======== Extracted data

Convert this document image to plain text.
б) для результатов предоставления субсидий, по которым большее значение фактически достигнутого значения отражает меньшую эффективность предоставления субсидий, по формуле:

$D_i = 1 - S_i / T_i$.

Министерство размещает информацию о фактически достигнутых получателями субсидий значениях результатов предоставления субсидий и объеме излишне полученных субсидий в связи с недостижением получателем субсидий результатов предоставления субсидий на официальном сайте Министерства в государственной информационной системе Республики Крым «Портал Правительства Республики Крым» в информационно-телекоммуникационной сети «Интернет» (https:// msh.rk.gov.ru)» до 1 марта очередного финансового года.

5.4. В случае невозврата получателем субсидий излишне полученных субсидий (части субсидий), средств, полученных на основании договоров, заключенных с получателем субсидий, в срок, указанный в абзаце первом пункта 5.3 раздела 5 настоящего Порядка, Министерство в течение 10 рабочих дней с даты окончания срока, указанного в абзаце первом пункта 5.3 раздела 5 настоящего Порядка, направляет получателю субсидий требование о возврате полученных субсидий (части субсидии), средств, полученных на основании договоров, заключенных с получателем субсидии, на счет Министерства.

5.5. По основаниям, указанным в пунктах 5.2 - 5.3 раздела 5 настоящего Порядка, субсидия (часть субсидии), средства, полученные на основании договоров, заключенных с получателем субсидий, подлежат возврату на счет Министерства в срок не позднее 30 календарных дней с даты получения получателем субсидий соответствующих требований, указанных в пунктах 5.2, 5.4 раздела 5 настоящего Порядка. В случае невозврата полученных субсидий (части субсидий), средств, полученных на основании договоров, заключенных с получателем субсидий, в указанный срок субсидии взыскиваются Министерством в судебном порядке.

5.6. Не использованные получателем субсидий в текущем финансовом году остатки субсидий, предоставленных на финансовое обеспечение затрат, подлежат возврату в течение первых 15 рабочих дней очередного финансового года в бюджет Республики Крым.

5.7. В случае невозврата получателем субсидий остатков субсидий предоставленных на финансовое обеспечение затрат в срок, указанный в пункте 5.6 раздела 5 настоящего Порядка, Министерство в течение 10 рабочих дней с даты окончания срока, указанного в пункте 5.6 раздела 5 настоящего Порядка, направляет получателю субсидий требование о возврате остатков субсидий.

================
======== Extracted data

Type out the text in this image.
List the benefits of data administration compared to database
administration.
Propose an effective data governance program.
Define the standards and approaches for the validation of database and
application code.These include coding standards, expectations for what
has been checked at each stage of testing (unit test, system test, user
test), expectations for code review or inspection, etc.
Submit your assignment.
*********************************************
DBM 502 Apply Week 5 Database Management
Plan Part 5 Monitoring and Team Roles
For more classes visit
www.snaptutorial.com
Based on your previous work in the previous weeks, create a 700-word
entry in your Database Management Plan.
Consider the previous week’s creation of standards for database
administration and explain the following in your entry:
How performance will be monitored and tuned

================

§ Task directions: Tell how many lines hold the string "this", giving the number and nothing else.

§ Exercise response: 2